Prompt
Write out every entry precisely as given, leaving the pictures out.

Dataset extract

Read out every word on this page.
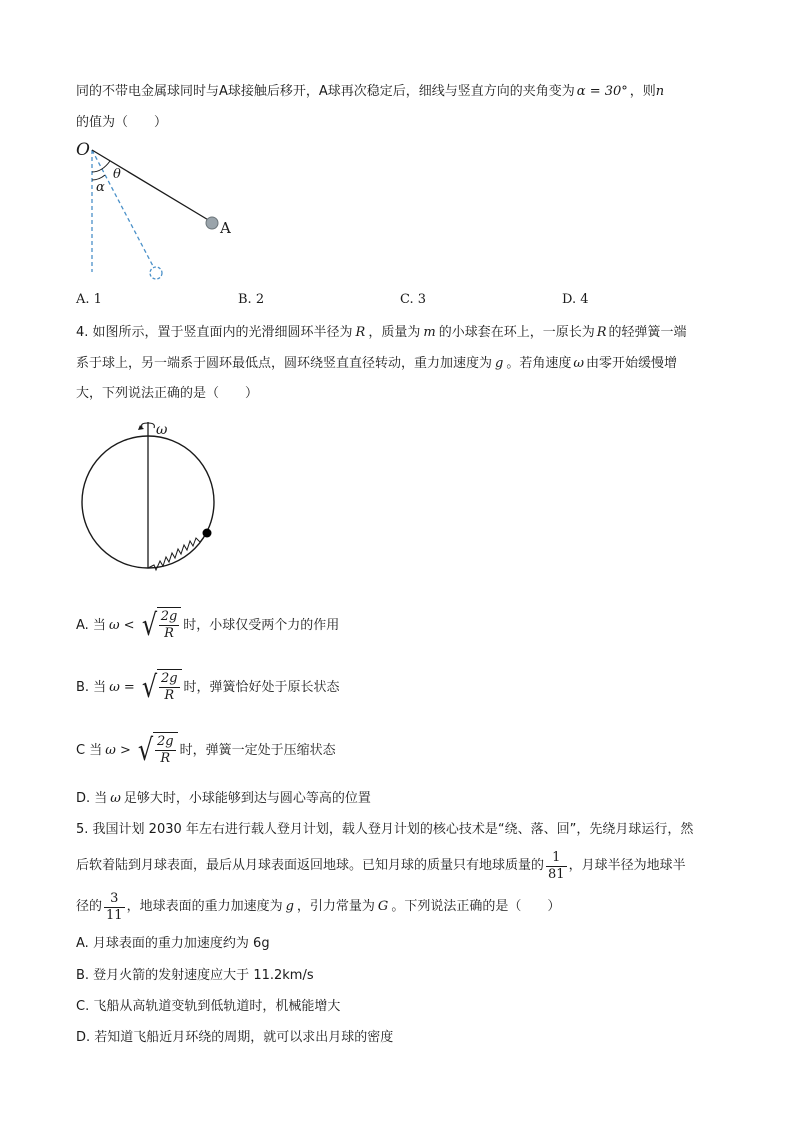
同的不带电金属球同时与A球接触后移开，A球再次稳定后，细线与竖直方向的夹角变为 α = 30° ，则n
的值为（　　）
O
θ
α
A
A. 1	B. 2	C. 3	D. 4
4. 如图所示，置于竖直面内的光滑细圆环半径为 R ，质量为 m 的小球套在环上，一原长为 R 的轻弹簧一端
系于球上，另一端系于圆环最低点，圆环绕竖直直径转动，重力加速度为 g 。若角速度 ω 由零开始缓慢增
大，下列说法正确的是（　　）
ω
A. 当 ω < √ $\frac{2g}{R}$ 时，小球仅受两个力的作用
B. 当 ω = √ $\frac{2g}{R}$ 时，弹簧恰好处于原长状态
C 当 ω > √ $\frac{2g}{R}$ 时，弹簧一定处于压缩状态
D. 当 ω 足够大时，小球能够到达与圆心等高的位置
5. 我国计划 2030 年左右进行载人登月计划，载人登月计划的核心技术是“绕、落、回”，先绕月球运行，然
后软着陆到月球表面，最后从月球表面返回地球。已知月球的质量只有地球质量的 $\frac{1}{81}$ ，月球半径为地球半
径的 $\frac{3}{11}$ ，地球表面的重力加速度为 g ，引力常量为 G 。下列说法正确的是（　　）
A. 月球表面的重力加速度约为 6g
B. 登月火箭的发射速度应大于 11.2km/s
C. 飞船从高轨道变轨到低轨道时，机械能增大
D. 若知道飞船近月环绕的周期，就可以求出月球的密度
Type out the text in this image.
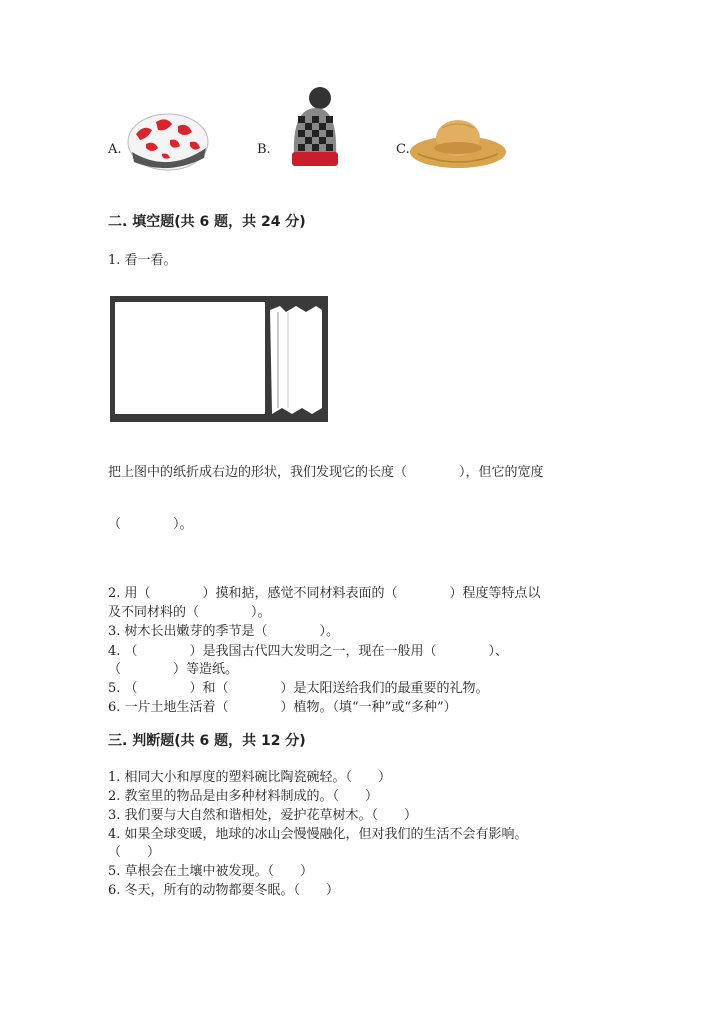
A.	B.	C.
二. 填空题(共 6 题，共 24 分)
1. 看一看。
把上图中的纸折成右边的形状，我们发现它的长度（　　　　），但它的宽度
（　　　　）。
2. 用（　　　　）摸和掂，感觉不同材料表面的（　　　　）程度等特点以
及不同材料的（　　　　）。
3. 树木长出嫩芽的季节是（　　　　）。
4. （　　　　）是我国古代四大发明之一，现在一般用（　　　　）、
（　　　　）等造纸。
5. （　　　　）和（　　　　）是太阳送给我们的最重要的礼物。
6. 一片土地生活着（　　　　）植物。（填“一种”或“多种”）
三. 判断题(共 6 题，共 12 分)
1. 相同大小和厚度的塑料碗比陶瓷碗轻。（　　）
2. 教室里的物品是由多种材料制成的。（　　）
3. 我们要与大自然和谐相处，爱护花草树木。（　　）
4. 如果全球变暖，地球的冰山会慢慢融化，但对我们的生活不会有影响。
（　　）
5. 草根会在土壤中被发现。（　　）
6. 冬天，所有的动物都要冬眠。（　　）
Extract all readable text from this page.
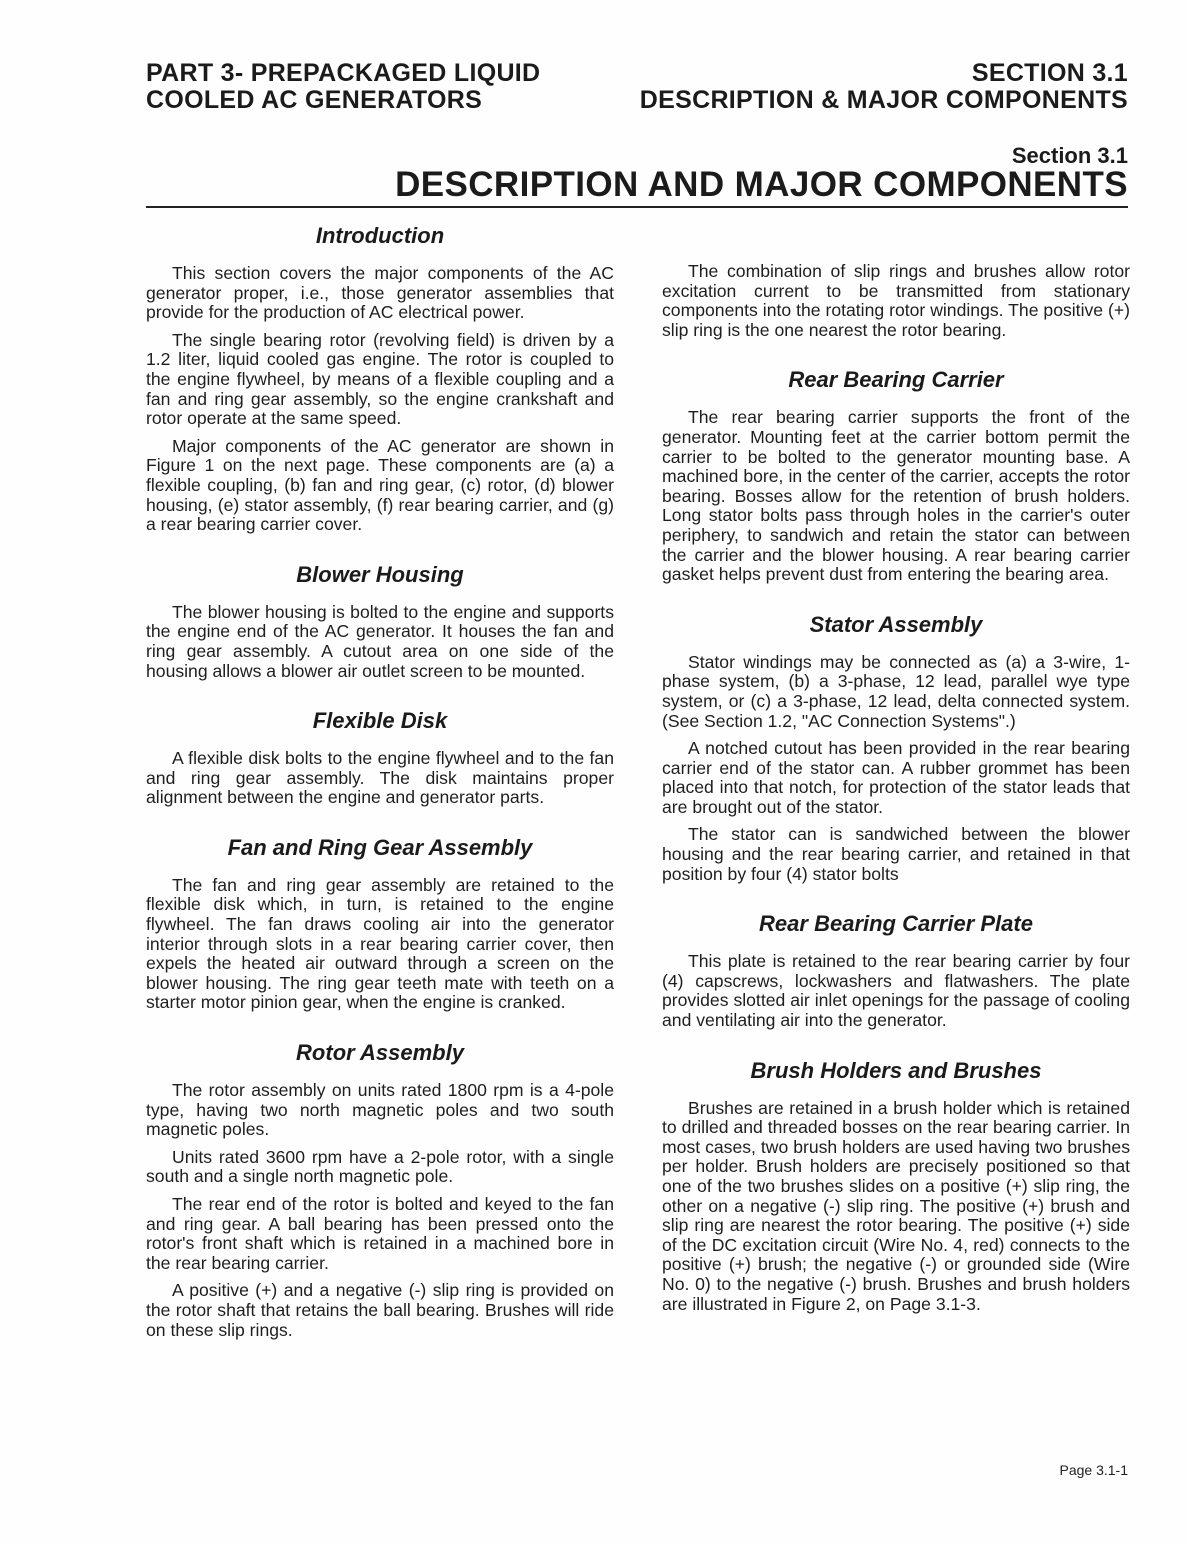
PART 3- PREPACKAGED LIQUID
COOLED AC GENERATORS
SECTION 3.1
DESCRIPTION & MAJOR COMPONENTS
Section 3.1
DESCRIPTION AND MAJOR COMPONENTS
Introduction

This section covers the major components of the AC generator proper, i.e., those generator assemblies that provide for the production of AC electrical power.

The single bearing rotor (revolving field) is driven by a 1.2 liter, liquid cooled gas engine. The rotor is coupled to the engine flywheel, by means of a flexible coupling and a fan and ring gear assembly, so the engine crankshaft and rotor operate at the same speed.

Major components of the AC generator are shown in Figure 1 on the next page. These components are (a) a flexible coupling, (b) fan and ring gear, (c) rotor, (d) blower housing, (e) stator assembly, (f) rear bearing carrier, and (g) a rear bearing carrier cover.

Blower Housing

The blower housing is bolted to the engine and supports the engine end of the AC generator. It houses the fan and ring gear assembly. A cutout area on one side of the housing allows a blower air outlet screen to be mounted.

Flexible Disk

A flexible disk bolts to the engine flywheel and to the fan and ring gear assembly. The disk maintains proper alignment between the engine and generator parts.

Fan and Ring Gear Assembly

The fan and ring gear assembly are retained to the flexible disk which, in turn, is retained to the engine flywheel. The fan draws cooling air into the generator interior through slots in a rear bearing carrier cover, then expels the heated air outward through a screen on the blower housing. The ring gear teeth mate with teeth on a starter motor pinion gear, when the engine is cranked.

Rotor Assembly

The rotor assembly on units rated 1800 rpm is a 4-pole type, having two north magnetic poles and two south magnetic poles.

Units rated 3600 rpm have a 2-pole rotor, with a single south and a single north magnetic pole.

The rear end of the rotor is bolted and keyed to the fan and ring gear. A ball bearing has been pressed onto the rotor's front shaft which is retained in a machined bore in the rear bearing carrier.

A positive (+) and a negative (-) slip ring is provided on the rotor shaft that retains the ball bearing. Brushes will ride on these slip rings.

The combination of slip rings and brushes allow rotor excitation current to be transmitted from stationary components into the rotating rotor windings. The positive (+) slip ring is the one nearest the rotor bearing.

Rear Bearing Carrier

The rear bearing carrier supports the front of the generator. Mounting feet at the carrier bottom permit the carrier to be bolted to the generator mounting base. A machined bore, in the center of the carrier, accepts the rotor bearing. Bosses allow for the retention of brush holders. Long stator bolts pass through holes in the carrier's outer periphery, to sandwich and retain the stator can between the carrier and the blower housing. A rear bearing carrier gasket helps prevent dust from entering the bearing area.

Stator Assembly

Stator windings may be connected as (a) a 3-wire, 1-phase system, (b) a 3-phase, 12 lead, parallel wye type system, or (c) a 3-phase, 12 lead, delta connected system. (See Section 1.2, "AC Connection Systems".)

A notched cutout has been provided in the rear bearing carrier end of the stator can. A rubber grommet has been placed into that notch, for protection of the stator leads that are brought out of the stator.

The stator can is sandwiched between the blower housing and the rear bearing carrier, and retained in that position by four (4) stator bolts

Rear Bearing Carrier Plate

This plate is retained to the rear bearing carrier by four (4) capscrews, lockwashers and flatwashers. The plate provides slotted air inlet openings for the passage of cooling and ventilating air into the generator.

Brush Holders and Brushes

Brushes are retained in a brush holder which is retained to drilled and threaded bosses on the rear bearing carrier. In most cases, two brush holders are used having two brushes per holder. Brush holders are precisely positioned so that one of the two brushes slides on a positive (+) slip ring, the other on a negative (-) slip ring. The positive (+) brush and slip ring are nearest the rotor bearing. The positive (+) side of the DC excitation circuit (Wire No. 4, red) connects to the positive (+) brush; the negative (-) or grounded side (Wire No. 0) to the negative (-) brush. Brushes and brush holders are illustrated in Figure 2, on Page 3.1-3.

Page 3.1-1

Expected answer
Read out every word on this page.
同的不带电金属球同时与A球接触后移开，A球再次稳定后，细线与竖直方向的夹角变为 α = 30° ，则n
的值为（　　）
O
θ
α
A
A. 1	B. 2	C. 3	D. 4
4. 如图所示，置于竖直面内的光滑细圆环半径为 R ，质量为 m 的小球套在环上，一原长为 R 的轻弹簧一端
系于球上，另一端系于圆环最低点，圆环绕竖直直径转动，重力加速度为 g 。若角速度 ω 由零开始缓慢增
大，下列说法正确的是（　　）
ω
A. 当 ω < √ $\frac{2g}{R}$ 时，小球仅受两个力的作用
B. 当 ω = √ $\frac{2g}{R}$ 时，弹簧恰好处于原长状态
C 当 ω > √ $\frac{2g}{R}$ 时，弹簧一定处于压缩状态
D. 当 ω 足够大时，小球能够到达与圆心等高的位置
5. 我国计划 2030 年左右进行载人登月计划，载人登月计划的核心技术是“绕、落、回”，先绕月球运行，然
后软着陆到月球表面，最后从月球表面返回地球。已知月球的质量只有地球质量的 $\frac{1}{81}$ ，月球半径为地球半
径的 $\frac{3}{11}$ ，地球表面的重力加速度为 g ，引力常量为 G 。下列说法正确的是（　　）
A. 月球表面的重力加速度约为 6g
B. 登月火箭的发射速度应大于 11.2km/s
C. 飞船从高轨道变轨到低轨道时，机械能增大
D. 若知道飞船近月环绕的周期，就可以求出月球的密度
Type out the text in this image.
A.	B.	C.
二. 填空题(共 6 题，共 24 分)
1. 看一看。
把上图中的纸折成右边的形状，我们发现它的长度（　　　　），但它的宽度
（　　　　）。
2. 用（　　　　）摸和掂，感觉不同材料表面的（　　　　）程度等特点以
及不同材料的（　　　　）。
3. 树木长出嫩芽的季节是（　　　　）。
4. （　　　　）是我国古代四大发明之一，现在一般用（　　　　）、
（　　　　）等造纸。
5. （　　　　）和（　　　　）是太阳送给我们的最重要的礼物。
6. 一片土地生活着（　　　　）植物。（填“一种”或“多种”）
三. 判断题(共 6 题，共 12 分)
1. 相同大小和厚度的塑料碗比陶瓷碗轻。（　　）
2. 教室里的物品是由多种材料制成的。（　　）
3. 我们要与大自然和谐相处，爱护花草树木。（　　）
4. 如果全球变暖，地球的冰山会慢慢融化，但对我们的生活不会有影响。
（　　）
5. 草根会在土壤中被发现。（　　）
6. 冬天，所有的动物都要冬眠。（　　）
Extract all readable text from this page.
PART 3- PREPACKAGED LIQUID
COOLED AC GENERATORS
SECTION 3.1
DESCRIPTION & MAJOR COMPONENTS
Section 3.1
DESCRIPTION AND MAJOR COMPONENTS
Introduction

This section covers the major components of the AC generator proper, i.e., those generator assemblies that provide for the production of AC electrical power.

The single bearing rotor (revolving field) is driven by a 1.2 liter, liquid cooled gas engine. The rotor is coupled to the engine flywheel, by means of a flexible coupling and a fan and ring gear assembly, so the engine crankshaft and rotor operate at the same speed.

Major components of the AC generator are shown in Figure 1 on the next page. These components are (a) a flexible coupling, (b) fan and ring gear, (c) rotor, (d) blower housing, (e) stator assembly, (f) rear bearing carrier, and (g) a rear bearing carrier cover.

Blower Housing

The blower housing is bolted to the engine and supports the engine end of the AC generator. It houses the fan and ring gear assembly. A cutout area on one side of the housing allows a blower air outlet screen to be mounted.

Flexible Disk

A flexible disk bolts to the engine flywheel and to the fan and ring gear assembly. The disk maintains proper alignment between the engine and generator parts.

Fan and Ring Gear Assembly

The fan and ring gear assembly are retained to the flexible disk which, in turn, is retained to the engine flywheel. The fan draws cooling air into the generator interior through slots in a rear bearing carrier cover, then expels the heated air outward through a screen on the blower housing. The ring gear teeth mate with teeth on a starter motor pinion gear, when the engine is cranked.

Rotor Assembly

The rotor assembly on units rated 1800 rpm is a 4-pole type, having two north magnetic poles and two south magnetic poles.

Units rated 3600 rpm have a 2-pole rotor, with a single south and a single north magnetic pole.

The rear end of the rotor is bolted and keyed to the fan and ring gear. A ball bearing has been pressed onto the rotor's front shaft which is retained in a machined bore in the rear bearing carrier.

A positive (+) and a negative (-) slip ring is provided on the rotor shaft that retains the ball bearing. Brushes will ride on these slip rings.

The combination of slip rings and brushes allow rotor excitation current to be transmitted from stationary components into the rotating rotor windings. The positive (+) slip ring is the one nearest the rotor bearing.

Rear Bearing Carrier

The rear bearing carrier supports the front of the generator. Mounting feet at the carrier bottom permit the carrier to be bolted to the generator mounting base. A machined bore, in the center of the carrier, accepts the rotor bearing. Bosses allow for the retention of brush holders. Long stator bolts pass through holes in the carrier's outer periphery, to sandwich and retain the stator can between the carrier and the blower housing. A rear bearing carrier gasket helps prevent dust from entering the bearing area.

Stator Assembly

Stator windings may be connected as (a) a 3-wire, 1-phase system, (b) a 3-phase, 12 lead, parallel wye type system, or (c) a 3-phase, 12 lead, delta connected system. (See Section 1.2, "AC Connection Systems".)

A notched cutout has been provided in the rear bearing carrier end of the stator can. A rubber grommet has been placed into that notch, for protection of the stator leads that are brought out of the stator.

The stator can is sandwiched between the blower housing and the rear bearing carrier, and retained in that position by four (4) stator bolts

Rear Bearing Carrier Plate

This plate is retained to the rear bearing carrier by four (4) capscrews, lockwashers and flatwashers. The plate provides slotted air inlet openings for the passage of cooling and ventilating air into the generator.

Brush Holders and Brushes

Brushes are retained in a brush holder which is retained to drilled and threaded bosses on the rear bearing carrier. In most cases, two brush holders are used having two brushes per holder. Brush holders are precisely positioned so that one of the two brushes slides on a positive (+) slip ring, the other on a negative (-) slip ring. The positive (+) brush and slip ring are nearest the rotor bearing. The positive (+) side of the DC excitation circuit (Wire No. 4, red) connects to the positive (+) brush; the negative (-) or grounded side (Wire No. 0) to the negative (-) brush. Brushes and brush holders are illustrated in Figure 2, on Page 3.1-3.

Page 3.1-1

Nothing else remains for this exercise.